**PROBLEM STATEMENT:**
Copy out each line of the material in which the word "with" appears.

**RECORDS PROVIDED:**
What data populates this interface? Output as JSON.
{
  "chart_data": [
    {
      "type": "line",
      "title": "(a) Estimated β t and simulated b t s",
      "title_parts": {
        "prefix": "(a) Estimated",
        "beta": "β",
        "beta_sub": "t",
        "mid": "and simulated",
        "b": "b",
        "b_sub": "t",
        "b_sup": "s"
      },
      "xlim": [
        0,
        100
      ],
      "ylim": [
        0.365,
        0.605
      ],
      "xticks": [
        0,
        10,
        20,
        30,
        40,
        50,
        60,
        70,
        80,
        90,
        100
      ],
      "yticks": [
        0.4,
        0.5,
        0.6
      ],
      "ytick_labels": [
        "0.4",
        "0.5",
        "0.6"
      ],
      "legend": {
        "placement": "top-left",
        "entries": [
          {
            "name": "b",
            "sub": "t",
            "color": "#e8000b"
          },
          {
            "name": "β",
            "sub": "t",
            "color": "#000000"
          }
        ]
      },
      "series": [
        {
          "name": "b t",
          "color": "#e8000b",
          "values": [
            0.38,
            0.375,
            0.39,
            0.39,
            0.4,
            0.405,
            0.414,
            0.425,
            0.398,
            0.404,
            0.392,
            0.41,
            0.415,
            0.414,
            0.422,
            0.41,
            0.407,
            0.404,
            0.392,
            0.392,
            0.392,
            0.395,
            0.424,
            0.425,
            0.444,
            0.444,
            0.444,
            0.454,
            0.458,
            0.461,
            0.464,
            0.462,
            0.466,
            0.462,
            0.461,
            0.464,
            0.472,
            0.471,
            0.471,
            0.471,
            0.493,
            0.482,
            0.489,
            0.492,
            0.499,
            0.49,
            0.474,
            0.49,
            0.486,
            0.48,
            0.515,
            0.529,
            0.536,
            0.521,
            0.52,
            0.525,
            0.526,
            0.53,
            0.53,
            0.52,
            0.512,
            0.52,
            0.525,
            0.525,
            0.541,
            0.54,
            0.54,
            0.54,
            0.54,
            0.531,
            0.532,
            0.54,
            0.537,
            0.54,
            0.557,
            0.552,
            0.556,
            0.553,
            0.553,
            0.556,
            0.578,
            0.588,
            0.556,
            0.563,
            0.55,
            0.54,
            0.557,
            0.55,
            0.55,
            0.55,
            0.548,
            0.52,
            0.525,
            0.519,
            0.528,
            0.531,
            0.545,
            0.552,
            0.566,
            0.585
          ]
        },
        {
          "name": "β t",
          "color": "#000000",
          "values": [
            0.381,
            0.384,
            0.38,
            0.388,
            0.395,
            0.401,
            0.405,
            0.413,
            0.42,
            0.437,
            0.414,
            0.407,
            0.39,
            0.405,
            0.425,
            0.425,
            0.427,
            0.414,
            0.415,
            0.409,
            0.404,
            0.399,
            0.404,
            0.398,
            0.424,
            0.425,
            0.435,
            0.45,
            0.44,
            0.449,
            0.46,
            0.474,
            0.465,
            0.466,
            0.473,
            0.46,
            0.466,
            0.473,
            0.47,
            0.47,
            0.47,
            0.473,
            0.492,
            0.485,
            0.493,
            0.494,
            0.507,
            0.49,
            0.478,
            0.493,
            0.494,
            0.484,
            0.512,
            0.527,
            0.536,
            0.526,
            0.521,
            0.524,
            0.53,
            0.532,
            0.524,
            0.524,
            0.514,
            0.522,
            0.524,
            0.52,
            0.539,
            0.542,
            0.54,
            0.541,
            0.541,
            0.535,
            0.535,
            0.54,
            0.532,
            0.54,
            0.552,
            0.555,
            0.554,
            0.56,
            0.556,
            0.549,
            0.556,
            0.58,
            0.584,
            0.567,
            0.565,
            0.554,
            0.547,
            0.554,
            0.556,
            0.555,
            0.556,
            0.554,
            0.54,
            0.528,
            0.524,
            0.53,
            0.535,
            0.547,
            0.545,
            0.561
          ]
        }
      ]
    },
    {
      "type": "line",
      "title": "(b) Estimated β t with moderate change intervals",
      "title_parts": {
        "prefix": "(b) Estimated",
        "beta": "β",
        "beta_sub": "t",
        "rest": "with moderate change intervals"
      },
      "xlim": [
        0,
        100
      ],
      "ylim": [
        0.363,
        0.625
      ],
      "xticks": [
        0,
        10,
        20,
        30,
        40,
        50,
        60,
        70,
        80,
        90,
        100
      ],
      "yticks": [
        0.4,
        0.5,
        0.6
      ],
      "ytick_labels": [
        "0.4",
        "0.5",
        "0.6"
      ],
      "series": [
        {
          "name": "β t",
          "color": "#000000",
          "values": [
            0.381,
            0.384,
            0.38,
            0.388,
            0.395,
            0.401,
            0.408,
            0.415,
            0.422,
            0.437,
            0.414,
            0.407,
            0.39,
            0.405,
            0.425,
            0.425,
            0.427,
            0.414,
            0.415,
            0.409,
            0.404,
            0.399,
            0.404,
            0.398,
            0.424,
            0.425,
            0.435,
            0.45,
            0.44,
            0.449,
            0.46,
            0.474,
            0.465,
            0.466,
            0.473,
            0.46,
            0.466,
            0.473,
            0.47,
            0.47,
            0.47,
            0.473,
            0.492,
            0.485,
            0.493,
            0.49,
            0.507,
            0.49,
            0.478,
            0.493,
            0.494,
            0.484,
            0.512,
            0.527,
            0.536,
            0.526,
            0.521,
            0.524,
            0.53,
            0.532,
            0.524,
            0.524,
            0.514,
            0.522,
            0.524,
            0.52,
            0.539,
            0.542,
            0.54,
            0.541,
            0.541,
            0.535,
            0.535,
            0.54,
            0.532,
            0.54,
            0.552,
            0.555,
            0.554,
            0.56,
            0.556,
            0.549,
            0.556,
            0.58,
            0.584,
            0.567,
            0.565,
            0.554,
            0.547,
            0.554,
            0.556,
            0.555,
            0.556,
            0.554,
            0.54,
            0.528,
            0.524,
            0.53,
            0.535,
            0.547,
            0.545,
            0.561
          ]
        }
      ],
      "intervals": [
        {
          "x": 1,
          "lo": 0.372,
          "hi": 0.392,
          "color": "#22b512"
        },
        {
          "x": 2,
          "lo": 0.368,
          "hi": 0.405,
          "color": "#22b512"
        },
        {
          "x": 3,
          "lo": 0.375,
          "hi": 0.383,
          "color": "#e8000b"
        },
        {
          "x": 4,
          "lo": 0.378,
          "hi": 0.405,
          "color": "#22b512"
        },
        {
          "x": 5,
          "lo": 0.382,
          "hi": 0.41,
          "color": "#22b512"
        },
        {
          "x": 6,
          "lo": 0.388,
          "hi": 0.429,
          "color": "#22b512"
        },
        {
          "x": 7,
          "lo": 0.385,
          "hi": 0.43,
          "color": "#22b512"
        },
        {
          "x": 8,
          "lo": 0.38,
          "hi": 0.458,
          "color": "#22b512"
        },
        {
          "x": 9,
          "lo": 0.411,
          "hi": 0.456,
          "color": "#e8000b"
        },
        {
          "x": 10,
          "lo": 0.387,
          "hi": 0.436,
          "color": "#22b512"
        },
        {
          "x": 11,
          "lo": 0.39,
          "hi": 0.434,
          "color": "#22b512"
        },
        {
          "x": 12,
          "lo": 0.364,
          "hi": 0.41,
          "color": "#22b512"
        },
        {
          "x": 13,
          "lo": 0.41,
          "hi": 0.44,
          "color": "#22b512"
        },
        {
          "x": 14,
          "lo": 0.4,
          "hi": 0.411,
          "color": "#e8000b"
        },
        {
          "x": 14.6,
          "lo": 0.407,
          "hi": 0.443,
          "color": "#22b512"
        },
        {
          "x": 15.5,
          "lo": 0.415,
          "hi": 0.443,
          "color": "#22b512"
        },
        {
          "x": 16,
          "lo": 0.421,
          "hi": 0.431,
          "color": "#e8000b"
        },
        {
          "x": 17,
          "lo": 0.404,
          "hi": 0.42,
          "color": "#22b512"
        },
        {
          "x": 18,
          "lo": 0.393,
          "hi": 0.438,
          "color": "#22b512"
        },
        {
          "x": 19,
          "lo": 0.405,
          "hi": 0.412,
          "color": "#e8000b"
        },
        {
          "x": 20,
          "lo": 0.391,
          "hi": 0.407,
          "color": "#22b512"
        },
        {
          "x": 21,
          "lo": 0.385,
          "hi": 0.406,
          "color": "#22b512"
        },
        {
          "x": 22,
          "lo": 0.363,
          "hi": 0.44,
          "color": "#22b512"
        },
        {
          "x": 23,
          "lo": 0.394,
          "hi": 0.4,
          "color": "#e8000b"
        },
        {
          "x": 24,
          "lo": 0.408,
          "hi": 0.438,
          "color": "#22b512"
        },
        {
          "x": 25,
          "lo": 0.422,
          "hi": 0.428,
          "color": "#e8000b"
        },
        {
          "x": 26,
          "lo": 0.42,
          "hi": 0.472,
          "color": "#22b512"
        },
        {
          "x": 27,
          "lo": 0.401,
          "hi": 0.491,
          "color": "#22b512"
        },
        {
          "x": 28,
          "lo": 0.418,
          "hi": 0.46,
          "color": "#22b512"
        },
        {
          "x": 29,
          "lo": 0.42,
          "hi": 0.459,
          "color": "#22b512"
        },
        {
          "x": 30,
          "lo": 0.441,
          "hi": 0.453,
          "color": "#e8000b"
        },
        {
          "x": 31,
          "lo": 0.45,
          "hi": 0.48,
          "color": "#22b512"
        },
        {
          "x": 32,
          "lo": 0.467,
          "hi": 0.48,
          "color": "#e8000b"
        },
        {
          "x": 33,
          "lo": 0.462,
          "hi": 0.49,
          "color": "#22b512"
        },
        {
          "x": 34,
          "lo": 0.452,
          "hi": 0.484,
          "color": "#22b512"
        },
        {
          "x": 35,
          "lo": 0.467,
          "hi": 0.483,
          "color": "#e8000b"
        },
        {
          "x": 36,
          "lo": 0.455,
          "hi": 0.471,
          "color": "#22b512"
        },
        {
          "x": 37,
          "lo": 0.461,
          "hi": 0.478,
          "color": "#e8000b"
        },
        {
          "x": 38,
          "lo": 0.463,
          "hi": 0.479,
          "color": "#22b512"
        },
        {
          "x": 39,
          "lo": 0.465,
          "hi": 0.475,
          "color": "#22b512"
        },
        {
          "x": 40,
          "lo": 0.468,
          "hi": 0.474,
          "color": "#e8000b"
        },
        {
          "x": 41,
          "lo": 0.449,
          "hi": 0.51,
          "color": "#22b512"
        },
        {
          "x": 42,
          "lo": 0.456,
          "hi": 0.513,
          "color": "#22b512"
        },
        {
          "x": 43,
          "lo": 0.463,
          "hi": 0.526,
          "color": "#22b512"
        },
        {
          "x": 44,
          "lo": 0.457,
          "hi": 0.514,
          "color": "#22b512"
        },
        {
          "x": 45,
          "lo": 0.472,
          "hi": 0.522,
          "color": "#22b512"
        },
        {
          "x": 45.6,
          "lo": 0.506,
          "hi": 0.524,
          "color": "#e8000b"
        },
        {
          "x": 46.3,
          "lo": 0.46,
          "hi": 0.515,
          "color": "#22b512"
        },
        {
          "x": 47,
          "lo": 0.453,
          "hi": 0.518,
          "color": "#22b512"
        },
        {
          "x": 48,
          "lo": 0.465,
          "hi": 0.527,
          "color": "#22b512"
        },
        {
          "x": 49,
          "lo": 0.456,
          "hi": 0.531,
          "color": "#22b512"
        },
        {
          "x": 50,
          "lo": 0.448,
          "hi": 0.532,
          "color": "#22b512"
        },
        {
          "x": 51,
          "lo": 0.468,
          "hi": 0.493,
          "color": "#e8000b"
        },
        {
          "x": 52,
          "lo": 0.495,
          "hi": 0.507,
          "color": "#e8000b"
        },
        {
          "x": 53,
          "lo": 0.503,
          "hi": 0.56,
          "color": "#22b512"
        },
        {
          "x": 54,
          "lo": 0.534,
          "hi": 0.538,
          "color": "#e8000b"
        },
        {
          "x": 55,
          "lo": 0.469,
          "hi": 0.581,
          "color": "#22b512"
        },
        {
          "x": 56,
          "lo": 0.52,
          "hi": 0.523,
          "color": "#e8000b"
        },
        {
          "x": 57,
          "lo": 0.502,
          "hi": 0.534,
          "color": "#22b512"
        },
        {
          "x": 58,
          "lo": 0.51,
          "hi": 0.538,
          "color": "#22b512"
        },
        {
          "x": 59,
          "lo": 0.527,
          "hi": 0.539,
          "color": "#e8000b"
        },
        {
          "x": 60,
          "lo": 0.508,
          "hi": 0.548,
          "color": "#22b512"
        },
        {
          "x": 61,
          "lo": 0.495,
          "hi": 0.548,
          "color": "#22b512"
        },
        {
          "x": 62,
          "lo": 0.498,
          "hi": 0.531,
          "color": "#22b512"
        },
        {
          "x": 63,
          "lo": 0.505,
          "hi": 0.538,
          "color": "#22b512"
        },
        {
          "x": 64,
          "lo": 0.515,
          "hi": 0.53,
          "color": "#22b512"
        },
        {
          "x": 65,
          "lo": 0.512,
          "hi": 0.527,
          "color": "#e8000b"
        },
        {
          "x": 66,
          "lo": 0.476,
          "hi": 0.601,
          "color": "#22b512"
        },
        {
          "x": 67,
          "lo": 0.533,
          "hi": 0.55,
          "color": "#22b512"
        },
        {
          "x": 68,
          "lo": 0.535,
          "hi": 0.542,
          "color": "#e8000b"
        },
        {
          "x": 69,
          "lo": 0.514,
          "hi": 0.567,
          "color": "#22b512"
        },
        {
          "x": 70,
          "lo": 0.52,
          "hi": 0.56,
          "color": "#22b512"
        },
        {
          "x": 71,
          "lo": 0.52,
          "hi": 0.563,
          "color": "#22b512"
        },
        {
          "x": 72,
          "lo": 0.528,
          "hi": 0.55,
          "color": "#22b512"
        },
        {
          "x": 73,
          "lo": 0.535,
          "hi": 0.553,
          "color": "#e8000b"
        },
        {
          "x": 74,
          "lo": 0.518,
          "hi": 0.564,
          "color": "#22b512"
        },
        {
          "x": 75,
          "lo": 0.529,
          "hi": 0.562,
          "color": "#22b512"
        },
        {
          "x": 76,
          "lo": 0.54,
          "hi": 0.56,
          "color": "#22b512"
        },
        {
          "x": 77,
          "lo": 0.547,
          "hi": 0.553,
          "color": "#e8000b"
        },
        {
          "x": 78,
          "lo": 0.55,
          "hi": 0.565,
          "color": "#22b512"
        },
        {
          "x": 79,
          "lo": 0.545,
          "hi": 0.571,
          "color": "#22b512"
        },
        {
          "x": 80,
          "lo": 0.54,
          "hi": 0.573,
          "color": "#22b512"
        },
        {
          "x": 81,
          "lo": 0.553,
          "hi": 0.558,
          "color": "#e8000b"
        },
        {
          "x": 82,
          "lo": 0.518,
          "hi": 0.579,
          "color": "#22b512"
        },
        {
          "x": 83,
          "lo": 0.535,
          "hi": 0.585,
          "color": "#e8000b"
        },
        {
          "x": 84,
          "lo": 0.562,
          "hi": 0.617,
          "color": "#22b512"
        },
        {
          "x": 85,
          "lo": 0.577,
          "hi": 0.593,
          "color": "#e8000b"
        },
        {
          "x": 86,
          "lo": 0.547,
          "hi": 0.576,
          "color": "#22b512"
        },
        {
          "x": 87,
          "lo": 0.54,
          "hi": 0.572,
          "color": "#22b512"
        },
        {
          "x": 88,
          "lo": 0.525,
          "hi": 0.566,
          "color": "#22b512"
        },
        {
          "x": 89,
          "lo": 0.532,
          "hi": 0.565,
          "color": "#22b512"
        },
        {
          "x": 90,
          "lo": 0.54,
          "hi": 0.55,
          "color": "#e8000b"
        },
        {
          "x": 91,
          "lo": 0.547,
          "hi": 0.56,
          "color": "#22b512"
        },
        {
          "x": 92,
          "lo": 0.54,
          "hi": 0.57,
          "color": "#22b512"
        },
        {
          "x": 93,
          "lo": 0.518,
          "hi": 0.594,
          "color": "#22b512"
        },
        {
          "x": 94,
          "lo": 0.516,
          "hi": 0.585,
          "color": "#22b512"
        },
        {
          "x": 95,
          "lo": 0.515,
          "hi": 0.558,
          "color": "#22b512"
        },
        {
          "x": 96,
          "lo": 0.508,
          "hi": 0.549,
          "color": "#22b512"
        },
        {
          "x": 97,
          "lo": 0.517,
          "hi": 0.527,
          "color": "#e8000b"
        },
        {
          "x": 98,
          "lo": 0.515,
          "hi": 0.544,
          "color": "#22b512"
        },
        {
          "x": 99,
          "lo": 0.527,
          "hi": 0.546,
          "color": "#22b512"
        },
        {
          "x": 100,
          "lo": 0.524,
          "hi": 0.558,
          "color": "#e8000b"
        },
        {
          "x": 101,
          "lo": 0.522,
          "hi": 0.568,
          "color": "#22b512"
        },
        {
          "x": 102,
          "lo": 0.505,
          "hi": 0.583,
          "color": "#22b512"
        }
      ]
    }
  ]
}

**SOLUTION FOR THIS TASK:**
      "title": "(b) Estimated β t with moderate change intervals",
        "rest": "with moderate change intervals"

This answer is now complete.